= Required work =
Find the lines that include the string "ammortizzatore" and report how many there are. Give no other text.

* START Available data *

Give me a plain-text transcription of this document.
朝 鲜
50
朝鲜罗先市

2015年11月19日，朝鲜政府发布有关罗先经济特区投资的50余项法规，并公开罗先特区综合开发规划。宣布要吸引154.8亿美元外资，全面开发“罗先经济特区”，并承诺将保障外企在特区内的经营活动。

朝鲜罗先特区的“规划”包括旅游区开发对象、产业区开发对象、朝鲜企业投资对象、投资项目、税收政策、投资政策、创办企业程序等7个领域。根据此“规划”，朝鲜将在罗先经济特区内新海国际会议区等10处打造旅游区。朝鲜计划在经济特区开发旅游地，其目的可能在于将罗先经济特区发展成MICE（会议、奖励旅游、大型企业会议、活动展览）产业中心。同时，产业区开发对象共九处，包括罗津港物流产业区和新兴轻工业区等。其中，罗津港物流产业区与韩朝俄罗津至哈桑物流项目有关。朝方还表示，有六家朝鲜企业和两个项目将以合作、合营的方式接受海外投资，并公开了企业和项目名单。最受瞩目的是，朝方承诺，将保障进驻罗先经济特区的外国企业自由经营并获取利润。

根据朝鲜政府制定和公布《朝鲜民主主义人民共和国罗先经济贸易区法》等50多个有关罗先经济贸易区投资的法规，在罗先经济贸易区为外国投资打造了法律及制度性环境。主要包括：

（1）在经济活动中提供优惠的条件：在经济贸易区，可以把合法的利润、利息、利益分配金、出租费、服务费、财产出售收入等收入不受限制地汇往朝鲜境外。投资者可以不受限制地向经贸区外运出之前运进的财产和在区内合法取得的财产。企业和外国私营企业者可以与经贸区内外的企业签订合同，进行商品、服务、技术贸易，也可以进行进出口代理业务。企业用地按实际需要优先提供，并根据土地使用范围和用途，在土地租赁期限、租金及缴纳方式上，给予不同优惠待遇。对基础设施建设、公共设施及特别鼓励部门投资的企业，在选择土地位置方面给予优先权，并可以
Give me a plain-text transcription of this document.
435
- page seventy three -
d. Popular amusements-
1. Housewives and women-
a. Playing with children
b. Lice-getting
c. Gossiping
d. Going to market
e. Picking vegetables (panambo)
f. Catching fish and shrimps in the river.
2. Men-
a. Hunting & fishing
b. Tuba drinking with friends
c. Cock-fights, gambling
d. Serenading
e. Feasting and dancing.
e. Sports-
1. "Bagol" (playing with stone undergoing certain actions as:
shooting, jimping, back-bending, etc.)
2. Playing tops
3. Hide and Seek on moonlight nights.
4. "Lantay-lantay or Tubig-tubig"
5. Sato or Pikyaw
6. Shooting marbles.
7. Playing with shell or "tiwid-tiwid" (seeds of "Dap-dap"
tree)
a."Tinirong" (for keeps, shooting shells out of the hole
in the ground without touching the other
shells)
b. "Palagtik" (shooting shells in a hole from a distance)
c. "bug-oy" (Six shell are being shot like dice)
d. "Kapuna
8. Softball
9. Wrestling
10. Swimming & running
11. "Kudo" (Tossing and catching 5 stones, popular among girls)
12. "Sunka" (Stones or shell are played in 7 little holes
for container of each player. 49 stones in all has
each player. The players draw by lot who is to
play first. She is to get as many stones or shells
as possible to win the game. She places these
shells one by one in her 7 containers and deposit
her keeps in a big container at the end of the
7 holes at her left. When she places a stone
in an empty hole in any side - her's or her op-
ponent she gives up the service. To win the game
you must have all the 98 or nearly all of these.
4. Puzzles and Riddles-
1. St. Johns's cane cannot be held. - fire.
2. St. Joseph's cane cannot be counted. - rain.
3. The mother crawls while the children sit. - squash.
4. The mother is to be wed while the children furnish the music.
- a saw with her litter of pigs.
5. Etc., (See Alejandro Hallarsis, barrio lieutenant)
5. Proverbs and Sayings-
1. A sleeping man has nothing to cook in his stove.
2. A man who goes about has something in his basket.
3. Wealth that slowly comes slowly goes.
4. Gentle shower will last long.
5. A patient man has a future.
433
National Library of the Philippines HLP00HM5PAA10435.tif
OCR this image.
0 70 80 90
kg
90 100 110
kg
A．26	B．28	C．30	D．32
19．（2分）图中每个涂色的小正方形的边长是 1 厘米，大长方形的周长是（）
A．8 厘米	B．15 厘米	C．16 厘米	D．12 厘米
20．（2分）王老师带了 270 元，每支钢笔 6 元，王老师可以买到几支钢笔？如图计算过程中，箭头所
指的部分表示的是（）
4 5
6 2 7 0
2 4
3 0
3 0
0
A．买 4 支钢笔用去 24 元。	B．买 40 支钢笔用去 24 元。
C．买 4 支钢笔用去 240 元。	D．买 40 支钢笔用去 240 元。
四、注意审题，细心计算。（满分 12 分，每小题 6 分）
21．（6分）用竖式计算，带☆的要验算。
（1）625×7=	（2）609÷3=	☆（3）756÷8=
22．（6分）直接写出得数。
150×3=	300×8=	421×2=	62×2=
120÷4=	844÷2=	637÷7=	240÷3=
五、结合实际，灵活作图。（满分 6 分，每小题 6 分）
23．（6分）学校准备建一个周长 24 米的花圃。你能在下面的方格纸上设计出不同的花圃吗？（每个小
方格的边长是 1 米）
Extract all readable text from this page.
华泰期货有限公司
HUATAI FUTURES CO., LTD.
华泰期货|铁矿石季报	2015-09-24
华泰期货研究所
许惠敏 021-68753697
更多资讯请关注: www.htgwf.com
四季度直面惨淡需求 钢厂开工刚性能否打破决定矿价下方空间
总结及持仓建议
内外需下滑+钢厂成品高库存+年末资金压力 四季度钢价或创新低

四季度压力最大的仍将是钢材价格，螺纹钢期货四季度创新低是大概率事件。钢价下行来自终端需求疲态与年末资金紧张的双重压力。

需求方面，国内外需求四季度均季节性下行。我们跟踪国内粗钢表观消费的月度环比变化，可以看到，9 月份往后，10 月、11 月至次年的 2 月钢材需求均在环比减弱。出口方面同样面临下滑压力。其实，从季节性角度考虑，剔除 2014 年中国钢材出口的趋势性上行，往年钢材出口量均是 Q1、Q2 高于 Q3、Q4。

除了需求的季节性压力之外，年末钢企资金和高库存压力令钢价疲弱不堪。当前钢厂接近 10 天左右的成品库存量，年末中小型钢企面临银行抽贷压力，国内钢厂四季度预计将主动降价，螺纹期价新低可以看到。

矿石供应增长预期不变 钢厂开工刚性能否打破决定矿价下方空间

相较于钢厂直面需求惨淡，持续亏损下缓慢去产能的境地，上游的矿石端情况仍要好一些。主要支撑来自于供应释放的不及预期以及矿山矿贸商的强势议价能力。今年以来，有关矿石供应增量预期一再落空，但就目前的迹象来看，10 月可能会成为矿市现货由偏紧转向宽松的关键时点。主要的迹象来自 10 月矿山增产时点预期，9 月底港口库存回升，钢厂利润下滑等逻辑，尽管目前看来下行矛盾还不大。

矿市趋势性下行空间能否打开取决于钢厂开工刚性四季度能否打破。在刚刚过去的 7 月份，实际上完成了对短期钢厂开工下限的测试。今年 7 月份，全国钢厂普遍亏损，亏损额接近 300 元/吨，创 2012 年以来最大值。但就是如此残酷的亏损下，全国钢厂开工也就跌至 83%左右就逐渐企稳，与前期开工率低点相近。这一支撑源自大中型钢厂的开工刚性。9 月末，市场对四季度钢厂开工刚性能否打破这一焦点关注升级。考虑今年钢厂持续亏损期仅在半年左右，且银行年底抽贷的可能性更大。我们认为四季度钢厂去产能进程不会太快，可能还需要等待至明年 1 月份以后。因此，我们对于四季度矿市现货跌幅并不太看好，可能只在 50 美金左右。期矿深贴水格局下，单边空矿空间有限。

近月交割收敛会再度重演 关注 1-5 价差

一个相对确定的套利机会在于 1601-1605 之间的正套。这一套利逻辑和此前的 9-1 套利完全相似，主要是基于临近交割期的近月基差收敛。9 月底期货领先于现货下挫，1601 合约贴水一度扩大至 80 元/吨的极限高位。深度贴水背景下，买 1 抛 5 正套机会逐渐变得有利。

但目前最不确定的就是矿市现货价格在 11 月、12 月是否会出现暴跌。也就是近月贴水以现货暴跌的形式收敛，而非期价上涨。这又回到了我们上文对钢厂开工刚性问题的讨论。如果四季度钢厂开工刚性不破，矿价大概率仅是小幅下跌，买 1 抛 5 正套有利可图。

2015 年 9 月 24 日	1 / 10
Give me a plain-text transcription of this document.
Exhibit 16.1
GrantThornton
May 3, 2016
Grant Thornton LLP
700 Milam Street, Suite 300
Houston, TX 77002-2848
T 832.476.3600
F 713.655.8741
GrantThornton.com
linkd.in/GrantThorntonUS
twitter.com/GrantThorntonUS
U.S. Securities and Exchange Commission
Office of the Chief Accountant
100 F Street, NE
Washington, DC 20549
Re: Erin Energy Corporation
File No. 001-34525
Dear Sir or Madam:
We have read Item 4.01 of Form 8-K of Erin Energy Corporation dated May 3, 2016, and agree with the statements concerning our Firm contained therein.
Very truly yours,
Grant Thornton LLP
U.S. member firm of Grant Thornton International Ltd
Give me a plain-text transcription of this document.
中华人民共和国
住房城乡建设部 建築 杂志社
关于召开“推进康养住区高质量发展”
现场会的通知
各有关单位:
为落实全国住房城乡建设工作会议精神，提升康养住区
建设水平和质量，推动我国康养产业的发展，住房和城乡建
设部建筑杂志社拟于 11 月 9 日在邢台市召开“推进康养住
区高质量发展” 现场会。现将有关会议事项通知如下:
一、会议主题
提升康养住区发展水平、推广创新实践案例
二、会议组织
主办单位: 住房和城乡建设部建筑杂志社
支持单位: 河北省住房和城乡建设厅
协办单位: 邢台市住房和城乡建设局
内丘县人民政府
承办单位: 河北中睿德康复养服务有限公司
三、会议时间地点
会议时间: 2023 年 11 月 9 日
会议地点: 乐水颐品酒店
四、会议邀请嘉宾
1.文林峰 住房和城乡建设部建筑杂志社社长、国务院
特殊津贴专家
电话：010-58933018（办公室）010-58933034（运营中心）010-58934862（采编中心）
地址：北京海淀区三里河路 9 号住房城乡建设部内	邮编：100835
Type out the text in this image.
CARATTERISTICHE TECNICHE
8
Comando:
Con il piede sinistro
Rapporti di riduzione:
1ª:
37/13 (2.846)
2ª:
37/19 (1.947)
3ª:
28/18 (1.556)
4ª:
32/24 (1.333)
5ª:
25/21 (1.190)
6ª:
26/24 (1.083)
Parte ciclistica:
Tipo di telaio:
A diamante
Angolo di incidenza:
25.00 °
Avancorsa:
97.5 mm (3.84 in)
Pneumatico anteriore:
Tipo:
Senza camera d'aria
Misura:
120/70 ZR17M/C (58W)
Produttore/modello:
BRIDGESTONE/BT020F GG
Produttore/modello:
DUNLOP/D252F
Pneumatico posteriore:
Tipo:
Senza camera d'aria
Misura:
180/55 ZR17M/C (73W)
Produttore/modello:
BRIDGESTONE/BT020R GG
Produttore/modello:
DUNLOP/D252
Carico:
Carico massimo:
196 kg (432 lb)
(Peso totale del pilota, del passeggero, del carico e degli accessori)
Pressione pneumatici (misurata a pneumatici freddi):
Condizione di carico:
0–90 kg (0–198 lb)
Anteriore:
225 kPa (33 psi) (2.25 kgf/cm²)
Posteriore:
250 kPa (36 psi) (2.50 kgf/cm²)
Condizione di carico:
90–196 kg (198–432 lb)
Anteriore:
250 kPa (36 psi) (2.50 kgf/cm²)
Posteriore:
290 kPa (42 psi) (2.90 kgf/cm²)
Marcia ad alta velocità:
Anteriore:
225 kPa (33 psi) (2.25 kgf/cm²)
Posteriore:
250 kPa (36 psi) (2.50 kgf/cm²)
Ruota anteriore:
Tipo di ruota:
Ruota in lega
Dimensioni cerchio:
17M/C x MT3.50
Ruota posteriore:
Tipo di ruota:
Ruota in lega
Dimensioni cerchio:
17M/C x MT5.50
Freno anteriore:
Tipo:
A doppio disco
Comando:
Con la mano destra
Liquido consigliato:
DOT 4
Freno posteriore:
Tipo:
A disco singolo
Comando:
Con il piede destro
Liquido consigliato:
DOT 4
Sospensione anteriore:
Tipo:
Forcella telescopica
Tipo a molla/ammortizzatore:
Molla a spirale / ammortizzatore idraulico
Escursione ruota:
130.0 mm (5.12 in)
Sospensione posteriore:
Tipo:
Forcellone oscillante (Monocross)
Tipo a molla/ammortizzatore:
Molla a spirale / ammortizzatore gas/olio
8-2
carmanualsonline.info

* END Available data *

= Full solution =
4